■ **EXERCISE TASK**:
In the lines running from the start of the records through the line containing "word-udledningstilladelse: udledningstilladelse —", change "screenshot" to "capture" and reproduce those lines otherwise unaltered.

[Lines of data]
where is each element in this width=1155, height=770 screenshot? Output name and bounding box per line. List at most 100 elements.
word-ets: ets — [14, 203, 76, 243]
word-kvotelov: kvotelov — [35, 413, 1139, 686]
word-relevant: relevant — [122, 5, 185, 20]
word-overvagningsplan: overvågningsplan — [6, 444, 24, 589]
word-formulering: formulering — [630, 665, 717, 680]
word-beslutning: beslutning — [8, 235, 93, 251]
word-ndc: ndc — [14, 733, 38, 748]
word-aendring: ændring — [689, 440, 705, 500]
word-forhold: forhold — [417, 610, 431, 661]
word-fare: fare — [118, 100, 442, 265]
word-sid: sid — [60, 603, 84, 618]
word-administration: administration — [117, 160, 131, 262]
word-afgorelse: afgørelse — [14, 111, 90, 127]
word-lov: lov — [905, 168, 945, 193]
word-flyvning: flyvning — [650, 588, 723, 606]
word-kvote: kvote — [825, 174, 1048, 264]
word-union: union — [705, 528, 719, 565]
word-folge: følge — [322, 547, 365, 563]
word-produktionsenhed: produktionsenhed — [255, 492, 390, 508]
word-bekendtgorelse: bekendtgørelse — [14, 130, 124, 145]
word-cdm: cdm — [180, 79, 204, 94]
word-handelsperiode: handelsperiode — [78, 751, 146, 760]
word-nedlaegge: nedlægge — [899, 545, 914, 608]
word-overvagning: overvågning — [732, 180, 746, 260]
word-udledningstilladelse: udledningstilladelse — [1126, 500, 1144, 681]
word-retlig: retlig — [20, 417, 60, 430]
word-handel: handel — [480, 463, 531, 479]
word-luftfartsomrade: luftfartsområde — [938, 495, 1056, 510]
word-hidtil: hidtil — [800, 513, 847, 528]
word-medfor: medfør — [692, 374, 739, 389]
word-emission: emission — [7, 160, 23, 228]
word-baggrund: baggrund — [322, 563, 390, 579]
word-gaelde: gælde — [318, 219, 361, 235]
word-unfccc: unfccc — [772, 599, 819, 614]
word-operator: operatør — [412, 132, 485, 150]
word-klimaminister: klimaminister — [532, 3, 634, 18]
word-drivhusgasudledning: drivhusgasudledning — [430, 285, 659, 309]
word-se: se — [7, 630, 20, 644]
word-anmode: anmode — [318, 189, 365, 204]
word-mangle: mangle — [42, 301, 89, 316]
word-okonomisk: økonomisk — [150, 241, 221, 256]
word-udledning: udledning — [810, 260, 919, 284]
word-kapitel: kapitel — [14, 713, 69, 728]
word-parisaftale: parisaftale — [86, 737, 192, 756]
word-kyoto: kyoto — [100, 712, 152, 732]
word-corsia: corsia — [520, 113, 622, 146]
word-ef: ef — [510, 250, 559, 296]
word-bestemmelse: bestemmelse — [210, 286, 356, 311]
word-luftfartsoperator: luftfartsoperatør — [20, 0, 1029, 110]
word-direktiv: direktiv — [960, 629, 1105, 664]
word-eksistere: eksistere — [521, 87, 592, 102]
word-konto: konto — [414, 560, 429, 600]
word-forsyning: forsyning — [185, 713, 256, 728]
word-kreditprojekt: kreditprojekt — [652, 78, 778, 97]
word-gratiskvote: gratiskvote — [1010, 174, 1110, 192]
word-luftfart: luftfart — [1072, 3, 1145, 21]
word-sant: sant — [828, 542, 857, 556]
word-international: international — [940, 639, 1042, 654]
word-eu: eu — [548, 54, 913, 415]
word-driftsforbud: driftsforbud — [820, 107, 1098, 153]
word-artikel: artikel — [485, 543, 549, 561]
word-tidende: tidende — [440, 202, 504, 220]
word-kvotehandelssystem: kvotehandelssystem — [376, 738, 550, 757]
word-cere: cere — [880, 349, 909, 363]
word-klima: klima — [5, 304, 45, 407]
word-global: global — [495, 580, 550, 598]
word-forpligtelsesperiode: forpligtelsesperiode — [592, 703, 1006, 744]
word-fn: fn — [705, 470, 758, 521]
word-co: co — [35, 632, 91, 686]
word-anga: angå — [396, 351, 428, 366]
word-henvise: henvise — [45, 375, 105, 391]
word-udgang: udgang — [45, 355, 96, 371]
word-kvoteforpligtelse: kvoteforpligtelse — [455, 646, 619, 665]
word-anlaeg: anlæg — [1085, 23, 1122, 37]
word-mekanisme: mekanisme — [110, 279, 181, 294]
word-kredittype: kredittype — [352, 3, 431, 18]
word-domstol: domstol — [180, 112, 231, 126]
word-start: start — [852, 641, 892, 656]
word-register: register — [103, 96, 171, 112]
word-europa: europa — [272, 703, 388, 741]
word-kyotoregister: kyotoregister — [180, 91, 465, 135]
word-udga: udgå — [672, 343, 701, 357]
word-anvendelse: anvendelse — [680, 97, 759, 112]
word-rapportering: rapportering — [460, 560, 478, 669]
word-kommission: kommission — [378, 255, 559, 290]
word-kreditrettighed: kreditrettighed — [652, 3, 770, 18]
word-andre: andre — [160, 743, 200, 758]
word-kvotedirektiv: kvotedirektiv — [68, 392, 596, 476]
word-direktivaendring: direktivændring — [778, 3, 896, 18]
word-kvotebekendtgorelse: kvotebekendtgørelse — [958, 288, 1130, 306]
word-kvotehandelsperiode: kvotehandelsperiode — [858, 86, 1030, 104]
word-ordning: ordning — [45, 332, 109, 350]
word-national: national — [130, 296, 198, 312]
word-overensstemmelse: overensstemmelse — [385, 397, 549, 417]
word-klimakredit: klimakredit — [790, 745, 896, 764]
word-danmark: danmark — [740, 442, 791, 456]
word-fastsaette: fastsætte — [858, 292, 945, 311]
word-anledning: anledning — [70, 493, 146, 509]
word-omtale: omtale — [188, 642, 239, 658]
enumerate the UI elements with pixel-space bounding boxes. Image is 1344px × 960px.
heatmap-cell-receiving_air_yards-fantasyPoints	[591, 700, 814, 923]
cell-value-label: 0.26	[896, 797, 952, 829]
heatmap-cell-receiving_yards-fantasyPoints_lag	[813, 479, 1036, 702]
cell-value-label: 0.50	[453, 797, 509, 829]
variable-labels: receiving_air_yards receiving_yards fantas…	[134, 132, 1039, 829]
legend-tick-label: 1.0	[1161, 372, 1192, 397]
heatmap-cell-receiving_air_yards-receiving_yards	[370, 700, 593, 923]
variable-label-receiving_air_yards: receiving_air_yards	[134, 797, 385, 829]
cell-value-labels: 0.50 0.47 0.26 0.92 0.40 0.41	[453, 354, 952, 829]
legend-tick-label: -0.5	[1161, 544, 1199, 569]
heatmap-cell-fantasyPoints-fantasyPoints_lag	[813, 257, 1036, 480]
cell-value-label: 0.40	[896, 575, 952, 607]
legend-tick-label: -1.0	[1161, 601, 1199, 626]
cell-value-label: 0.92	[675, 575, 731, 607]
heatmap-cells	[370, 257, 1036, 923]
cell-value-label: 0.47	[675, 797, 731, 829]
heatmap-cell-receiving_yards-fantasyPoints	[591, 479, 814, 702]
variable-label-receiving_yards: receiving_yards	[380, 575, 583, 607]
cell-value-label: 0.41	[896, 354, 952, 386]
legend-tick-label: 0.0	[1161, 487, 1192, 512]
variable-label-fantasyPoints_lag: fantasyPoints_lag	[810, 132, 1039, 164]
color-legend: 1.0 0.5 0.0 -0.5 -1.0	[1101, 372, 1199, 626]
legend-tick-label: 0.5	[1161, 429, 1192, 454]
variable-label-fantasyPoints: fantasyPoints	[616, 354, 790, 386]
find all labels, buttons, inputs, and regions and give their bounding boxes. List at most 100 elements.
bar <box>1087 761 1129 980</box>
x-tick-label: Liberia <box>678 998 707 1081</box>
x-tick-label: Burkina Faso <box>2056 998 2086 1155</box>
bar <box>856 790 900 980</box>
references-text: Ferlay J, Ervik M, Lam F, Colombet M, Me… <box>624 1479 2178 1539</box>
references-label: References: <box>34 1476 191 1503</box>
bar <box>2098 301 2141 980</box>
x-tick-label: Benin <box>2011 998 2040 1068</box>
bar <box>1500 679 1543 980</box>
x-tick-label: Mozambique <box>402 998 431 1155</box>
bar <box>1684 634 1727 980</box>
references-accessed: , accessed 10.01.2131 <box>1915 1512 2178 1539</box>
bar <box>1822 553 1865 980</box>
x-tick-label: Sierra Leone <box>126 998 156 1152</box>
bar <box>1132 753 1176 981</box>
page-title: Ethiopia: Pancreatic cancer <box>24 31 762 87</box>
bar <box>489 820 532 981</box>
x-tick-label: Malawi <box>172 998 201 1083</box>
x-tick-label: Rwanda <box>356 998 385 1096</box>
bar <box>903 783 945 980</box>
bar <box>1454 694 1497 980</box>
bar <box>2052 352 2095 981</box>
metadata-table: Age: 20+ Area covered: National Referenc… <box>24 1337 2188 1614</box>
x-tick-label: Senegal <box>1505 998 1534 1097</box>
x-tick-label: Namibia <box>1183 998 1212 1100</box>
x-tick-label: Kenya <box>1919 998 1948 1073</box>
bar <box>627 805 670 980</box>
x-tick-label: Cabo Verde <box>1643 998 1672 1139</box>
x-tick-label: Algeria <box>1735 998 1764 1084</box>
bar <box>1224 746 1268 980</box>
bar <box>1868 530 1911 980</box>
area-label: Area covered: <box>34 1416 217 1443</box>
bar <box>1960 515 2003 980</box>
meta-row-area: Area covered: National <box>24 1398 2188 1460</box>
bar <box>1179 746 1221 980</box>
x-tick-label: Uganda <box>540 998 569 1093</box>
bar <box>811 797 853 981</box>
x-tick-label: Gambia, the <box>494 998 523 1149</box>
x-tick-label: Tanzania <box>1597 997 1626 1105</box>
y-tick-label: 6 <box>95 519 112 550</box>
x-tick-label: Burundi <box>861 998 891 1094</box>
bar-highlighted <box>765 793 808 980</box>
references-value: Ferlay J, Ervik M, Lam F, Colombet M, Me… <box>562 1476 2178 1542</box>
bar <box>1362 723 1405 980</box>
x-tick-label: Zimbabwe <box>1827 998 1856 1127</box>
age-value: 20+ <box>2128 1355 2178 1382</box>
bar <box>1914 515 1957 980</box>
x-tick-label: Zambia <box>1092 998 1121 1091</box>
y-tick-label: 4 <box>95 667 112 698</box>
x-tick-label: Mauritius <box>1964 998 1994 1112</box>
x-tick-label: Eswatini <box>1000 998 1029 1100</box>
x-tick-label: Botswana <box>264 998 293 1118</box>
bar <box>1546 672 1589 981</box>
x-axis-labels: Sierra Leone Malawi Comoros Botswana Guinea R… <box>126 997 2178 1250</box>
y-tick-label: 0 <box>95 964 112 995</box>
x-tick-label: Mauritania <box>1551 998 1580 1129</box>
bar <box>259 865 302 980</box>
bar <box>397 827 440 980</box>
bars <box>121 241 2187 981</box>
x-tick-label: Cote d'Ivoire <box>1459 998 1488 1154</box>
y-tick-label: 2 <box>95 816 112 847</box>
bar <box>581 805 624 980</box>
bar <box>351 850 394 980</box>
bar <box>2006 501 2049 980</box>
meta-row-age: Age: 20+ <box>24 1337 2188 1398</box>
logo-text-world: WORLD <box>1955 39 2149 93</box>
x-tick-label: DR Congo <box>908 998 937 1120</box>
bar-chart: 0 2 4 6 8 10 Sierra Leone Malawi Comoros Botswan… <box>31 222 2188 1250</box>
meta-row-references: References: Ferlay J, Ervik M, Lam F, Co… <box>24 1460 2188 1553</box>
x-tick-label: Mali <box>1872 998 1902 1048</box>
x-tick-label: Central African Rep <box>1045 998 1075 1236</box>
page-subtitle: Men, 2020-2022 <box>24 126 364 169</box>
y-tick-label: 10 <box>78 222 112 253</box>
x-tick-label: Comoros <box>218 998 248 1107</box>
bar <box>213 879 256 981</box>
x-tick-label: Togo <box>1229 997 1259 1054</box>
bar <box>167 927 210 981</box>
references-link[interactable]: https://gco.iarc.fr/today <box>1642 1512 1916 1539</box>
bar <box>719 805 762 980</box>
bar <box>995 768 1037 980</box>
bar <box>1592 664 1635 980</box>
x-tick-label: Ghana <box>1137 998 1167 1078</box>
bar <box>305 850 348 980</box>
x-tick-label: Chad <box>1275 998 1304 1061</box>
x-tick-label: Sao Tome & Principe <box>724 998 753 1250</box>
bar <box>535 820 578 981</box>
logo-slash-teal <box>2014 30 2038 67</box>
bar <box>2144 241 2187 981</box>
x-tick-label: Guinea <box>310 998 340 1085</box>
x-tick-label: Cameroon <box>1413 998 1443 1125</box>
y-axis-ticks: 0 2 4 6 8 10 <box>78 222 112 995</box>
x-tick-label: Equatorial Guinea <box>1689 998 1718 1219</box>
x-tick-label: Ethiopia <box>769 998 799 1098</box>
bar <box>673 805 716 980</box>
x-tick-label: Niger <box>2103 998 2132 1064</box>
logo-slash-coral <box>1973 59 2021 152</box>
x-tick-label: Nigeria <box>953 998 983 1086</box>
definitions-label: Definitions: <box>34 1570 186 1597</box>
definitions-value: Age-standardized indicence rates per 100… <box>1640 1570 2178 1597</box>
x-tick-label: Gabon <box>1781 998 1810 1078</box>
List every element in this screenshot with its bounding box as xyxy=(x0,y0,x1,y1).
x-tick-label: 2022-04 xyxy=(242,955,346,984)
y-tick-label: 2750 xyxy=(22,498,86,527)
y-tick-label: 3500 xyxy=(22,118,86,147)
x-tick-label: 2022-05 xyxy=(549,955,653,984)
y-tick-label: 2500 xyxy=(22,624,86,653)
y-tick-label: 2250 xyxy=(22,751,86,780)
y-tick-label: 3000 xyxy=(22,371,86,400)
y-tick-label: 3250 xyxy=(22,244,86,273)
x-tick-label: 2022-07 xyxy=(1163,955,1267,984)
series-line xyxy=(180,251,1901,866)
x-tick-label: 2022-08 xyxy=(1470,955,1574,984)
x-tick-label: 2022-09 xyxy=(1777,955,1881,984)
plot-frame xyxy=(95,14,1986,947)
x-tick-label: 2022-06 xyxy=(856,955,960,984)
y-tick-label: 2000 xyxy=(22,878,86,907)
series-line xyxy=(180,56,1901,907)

■ **EXERCISE RESULT**:
where is each element in this width=1155, height=770 capture? Output name and bounding box per line. List at most 100 elements.
word-ets: ets — [14, 203, 76, 243]
word-kvotelov: kvotelov — [35, 413, 1139, 686]
word-relevant: relevant — [122, 5, 185, 20]
word-overvagningsplan: overvågningsplan — [6, 444, 24, 589]
word-formulering: formulering — [630, 665, 717, 680]
word-beslutning: beslutning — [8, 235, 93, 251]
word-ndc: ndc — [14, 733, 38, 748]
word-aendring: ændring — [689, 440, 705, 500]
word-forhold: forhold — [417, 610, 431, 661]
word-fare: fare — [118, 100, 442, 265]
word-sid: sid — [60, 603, 84, 618]
word-administration: administration — [117, 160, 131, 262]
word-afgorelse: afgørelse — [14, 111, 90, 127]
word-lov: lov — [905, 168, 945, 193]
word-flyvning: flyvning — [650, 588, 723, 606]
word-kvote: kvote — [825, 174, 1048, 264]
word-union: union — [705, 528, 719, 565]
word-folge: følge — [322, 547, 365, 563]
word-produktionsenhed: produktionsenhed — [255, 492, 390, 508]
word-bekendtgorelse: bekendtgørelse — [14, 130, 124, 145]
word-cdm: cdm — [180, 79, 204, 94]
word-handelsperiode: handelsperiode — [78, 751, 146, 760]
word-nedlaegge: nedlægge — [899, 545, 914, 608]
word-overvagning: overvågning — [732, 180, 746, 260]
word-udledningstilladelse: udledningstilladelse — [1126, 500, 1144, 681]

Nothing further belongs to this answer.